== Supplied data ==
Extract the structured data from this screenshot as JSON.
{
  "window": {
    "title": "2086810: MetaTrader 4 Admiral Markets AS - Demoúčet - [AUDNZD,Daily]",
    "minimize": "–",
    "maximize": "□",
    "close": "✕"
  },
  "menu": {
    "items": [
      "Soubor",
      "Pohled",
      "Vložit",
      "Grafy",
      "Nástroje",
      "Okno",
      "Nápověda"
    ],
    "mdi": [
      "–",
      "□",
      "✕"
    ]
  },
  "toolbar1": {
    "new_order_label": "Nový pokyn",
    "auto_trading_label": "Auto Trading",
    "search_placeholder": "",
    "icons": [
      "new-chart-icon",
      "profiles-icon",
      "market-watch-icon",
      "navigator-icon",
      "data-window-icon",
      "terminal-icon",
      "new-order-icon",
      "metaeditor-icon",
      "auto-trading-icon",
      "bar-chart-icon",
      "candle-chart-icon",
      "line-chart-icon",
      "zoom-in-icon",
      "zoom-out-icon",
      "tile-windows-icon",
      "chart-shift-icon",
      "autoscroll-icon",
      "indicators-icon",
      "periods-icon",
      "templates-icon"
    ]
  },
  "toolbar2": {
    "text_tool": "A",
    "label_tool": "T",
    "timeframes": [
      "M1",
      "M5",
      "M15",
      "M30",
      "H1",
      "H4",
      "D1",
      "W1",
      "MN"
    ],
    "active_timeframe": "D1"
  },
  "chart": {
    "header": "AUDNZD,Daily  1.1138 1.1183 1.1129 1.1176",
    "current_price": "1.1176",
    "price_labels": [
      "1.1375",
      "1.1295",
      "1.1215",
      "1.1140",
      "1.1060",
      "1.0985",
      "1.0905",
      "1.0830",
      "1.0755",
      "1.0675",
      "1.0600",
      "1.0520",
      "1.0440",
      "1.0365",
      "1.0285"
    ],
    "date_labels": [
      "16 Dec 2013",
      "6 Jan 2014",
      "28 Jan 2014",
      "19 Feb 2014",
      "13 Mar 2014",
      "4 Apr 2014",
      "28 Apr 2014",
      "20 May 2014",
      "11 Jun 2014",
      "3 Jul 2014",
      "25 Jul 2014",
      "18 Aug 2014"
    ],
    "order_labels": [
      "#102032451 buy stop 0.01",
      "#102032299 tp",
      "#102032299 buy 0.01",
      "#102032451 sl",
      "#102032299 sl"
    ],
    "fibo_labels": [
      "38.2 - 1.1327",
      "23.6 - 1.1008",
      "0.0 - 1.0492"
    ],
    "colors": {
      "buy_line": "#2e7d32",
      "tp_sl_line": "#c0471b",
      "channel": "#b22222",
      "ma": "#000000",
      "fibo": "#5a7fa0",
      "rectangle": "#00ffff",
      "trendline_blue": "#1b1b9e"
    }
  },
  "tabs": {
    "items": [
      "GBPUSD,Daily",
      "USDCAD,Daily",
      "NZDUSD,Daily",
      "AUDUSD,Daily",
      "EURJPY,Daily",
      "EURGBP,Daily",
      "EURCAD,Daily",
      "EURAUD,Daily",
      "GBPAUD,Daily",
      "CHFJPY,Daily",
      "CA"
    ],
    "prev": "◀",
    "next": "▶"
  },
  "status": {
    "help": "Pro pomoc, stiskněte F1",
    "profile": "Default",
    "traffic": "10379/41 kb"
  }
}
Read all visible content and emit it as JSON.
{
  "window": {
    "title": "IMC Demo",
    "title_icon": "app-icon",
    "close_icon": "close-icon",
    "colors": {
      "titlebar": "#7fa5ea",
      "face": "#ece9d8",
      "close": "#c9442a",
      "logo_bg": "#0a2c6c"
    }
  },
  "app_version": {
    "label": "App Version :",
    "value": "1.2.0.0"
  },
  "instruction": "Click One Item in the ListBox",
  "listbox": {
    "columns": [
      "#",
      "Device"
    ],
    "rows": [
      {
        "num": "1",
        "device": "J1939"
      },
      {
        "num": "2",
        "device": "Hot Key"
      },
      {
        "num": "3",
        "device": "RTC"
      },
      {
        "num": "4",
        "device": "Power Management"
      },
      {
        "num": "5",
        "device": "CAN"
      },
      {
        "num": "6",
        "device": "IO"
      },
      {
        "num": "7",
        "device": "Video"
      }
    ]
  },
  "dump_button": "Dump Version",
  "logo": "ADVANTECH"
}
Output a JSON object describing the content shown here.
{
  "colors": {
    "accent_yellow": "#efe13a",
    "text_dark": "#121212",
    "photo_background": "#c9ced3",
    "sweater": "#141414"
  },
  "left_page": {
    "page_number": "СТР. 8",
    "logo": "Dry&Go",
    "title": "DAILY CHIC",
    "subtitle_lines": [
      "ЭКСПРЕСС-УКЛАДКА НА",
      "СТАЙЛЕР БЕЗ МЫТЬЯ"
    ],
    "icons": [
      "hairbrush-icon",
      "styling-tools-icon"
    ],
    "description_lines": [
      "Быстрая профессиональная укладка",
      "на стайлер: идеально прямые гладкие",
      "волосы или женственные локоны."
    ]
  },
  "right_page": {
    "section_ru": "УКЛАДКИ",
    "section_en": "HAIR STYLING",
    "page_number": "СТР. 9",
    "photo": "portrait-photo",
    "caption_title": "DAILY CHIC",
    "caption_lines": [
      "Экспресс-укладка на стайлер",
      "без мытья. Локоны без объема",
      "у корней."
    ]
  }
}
===
Every record above should be copied exactly.

* _Exercise response_
Extract the structured data from this screenshot as JSON.
{
  "window": {
    "title": "2086810: MetaTrader 4 Admiral Markets AS - Demoúčet - [AUDNZD,Daily]",
    "minimize": "–",
    "maximize": "□",
    "close": "✕"
  },
  "menu": {
    "items": [
      "Soubor",
      "Pohled",
      "Vložit",
      "Grafy",
      "Nástroje",
      "Okno",
      "Nápověda"
    ],
    "mdi": [
      "–",
      "□",
      "✕"
    ]
  },
  "toolbar1": {
    "new_order_label": "Nový pokyn",
    "auto_trading_label": "Auto Trading",
    "search_placeholder": "",
    "icons": [
      "new-chart-icon",
      "profiles-icon",
      "market-watch-icon",
      "navigator-icon",
      "data-window-icon",
      "terminal-icon",
      "new-order-icon",
      "metaeditor-icon",
      "auto-trading-icon",
      "bar-chart-icon",
      "candle-chart-icon",
      "line-chart-icon",
      "zoom-in-icon",
      "zoom-out-icon",
      "tile-windows-icon",
      "chart-shift-icon",
      "autoscroll-icon",
      "indicators-icon",
      "periods-icon",
      "templates-icon"
    ]
  },
  "toolbar2": {
    "text_tool": "A",
    "label_tool": "T",
    "timeframes": [
      "M1",
      "M5",
      "M15",
      "M30",
      "H1",
      "H4",
      "D1",
      "W1",
      "MN"
    ],
    "active_timeframe": "D1"
  },
  "chart": {
    "header": "AUDNZD,Daily  1.1138 1.1183 1.1129 1.1176",
    "current_price": "1.1176",
    "price_labels": [
      "1.1375",
      "1.1295",
      "1.1215",
      "1.1140",
      "1.1060",
      "1.0985",
      "1.0905",
      "1.0830",
      "1.0755",
      "1.0675",
      "1.0600",
      "1.0520",
      "1.0440",
      "1.0365",
      "1.0285"
    ],
    "date_labels": [
      "16 Dec 2013",
      "6 Jan 2014",
      "28 Jan 2014",
      "19 Feb 2014",
      "13 Mar 2014",
      "4 Apr 2014",
      "28 Apr 2014",
      "20 May 2014",
      "11 Jun 2014",
      "3 Jul 2014",
      "25 Jul 2014",
      "18 Aug 2014"
    ],
    "order_labels": [
      "#102032451 buy stop 0.01",
      "#102032299 tp",
      "#102032299 buy 0.01",
      "#102032451 sl",
      "#102032299 sl"
    ],
    "fibo_labels": [
      "38.2 - 1.1327",
      "23.6 - 1.1008",
      "0.0 - 1.0492"
    ],
    "colors": {
      "buy_line": "#2e7d32",
      "tp_sl_line": "#c0471b",
      "channel": "#b22222",
      "ma": "#000000",
      "fibo": "#5a7fa0",
      "rectangle": "#00ffff",
      "trendline_blue": "#1b1b9e"
    }
  },
  "tabs": {
    "items": [
      "GBPUSD,Daily",
      "USDCAD,Daily",
      "NZDUSD,Daily",
      "AUDUSD,Daily",
      "EURJPY,Daily",
      "EURGBP,Daily",
      "EURCAD,Daily",
      "EURAUD,Daily",
      "GBPAUD,Daily",
      "CHFJPY,Daily",
      "CA"
    ],
    "prev": "◀",
    "next": "▶"
  },
  "status": {
    "help": "Pro pomoc, stiskněte F1",
    "profile": "Default",
    "traffic": "10379/41 kb"
  }
}
Read all visible content and emit it as JSON.
{
  "window": {
    "title": "IMC Demo",
    "title_icon": "app-icon",
    "close_icon": "close-icon",
    "colors": {
      "titlebar": "#7fa5ea",
      "face": "#ece9d8",
      "close": "#c9442a",
      "logo_bg": "#0a2c6c"
    }
  },
  "app_version": {
    "label": "App Version :",
    "value": "1.2.0.0"
  },
  "instruction": "Click One Item in the ListBox",
  "listbox": {
    "columns": [
      "#",
      "Device"
    ],
    "rows": [
      {
        "num": "1",
        "device": "J1939"
      },
      {
        "num": "2",
        "device": "Hot Key"
      },
      {
        "num": "3",
        "device": "RTC"
      },
      {
        "num": "4",
        "device": "Power Management"
      },
      {
        "num": "5",
        "device": "CAN"
      },
      {
        "num": "6",
        "device": "IO"
      },
      {
        "num": "7",
        "device": "Video"
      }
    ]
  },
  "dump_button": "Dump Version",
  "logo": "ADVANTECH"
}
Output a JSON object describing the content shown here.
{
  "colors": {
    "accent_yellow": "#efe13a",
    "text_dark": "#121212",
    "photo_background": "#c9ced3",
    "sweater": "#141414"
  },
  "left_page": {
    "page_number": "СТР. 8",
    "logo": "Dry&Go",
    "title": "DAILY CHIC",
    "subtitle_lines": [
      "ЭКСПРЕСС-УКЛАДКА НА",
      "СТАЙЛЕР БЕЗ МЫТЬЯ"
    ],
    "icons": [
      "hairbrush-icon",
      "styling-tools-icon"
    ],
    "description_lines": [
      "Быстрая профессиональная укладка",
      "на стайлер: идеально прямые гладкие",
      "волосы или женственные локоны."
    ]
  },
  "right_page": {
    "section_ru": "УКЛАДКИ",
    "section_en": "HAIR STYLING",
    "page_number": "СТР. 9",
    "photo": "portrait-photo",
    "caption_title": "DAILY CHIC",
    "caption_lines": [
      "Экспресс-укладка на стайлер",
      "без мытья. Локоны без объема",
      "у корней."
    ]
  }
}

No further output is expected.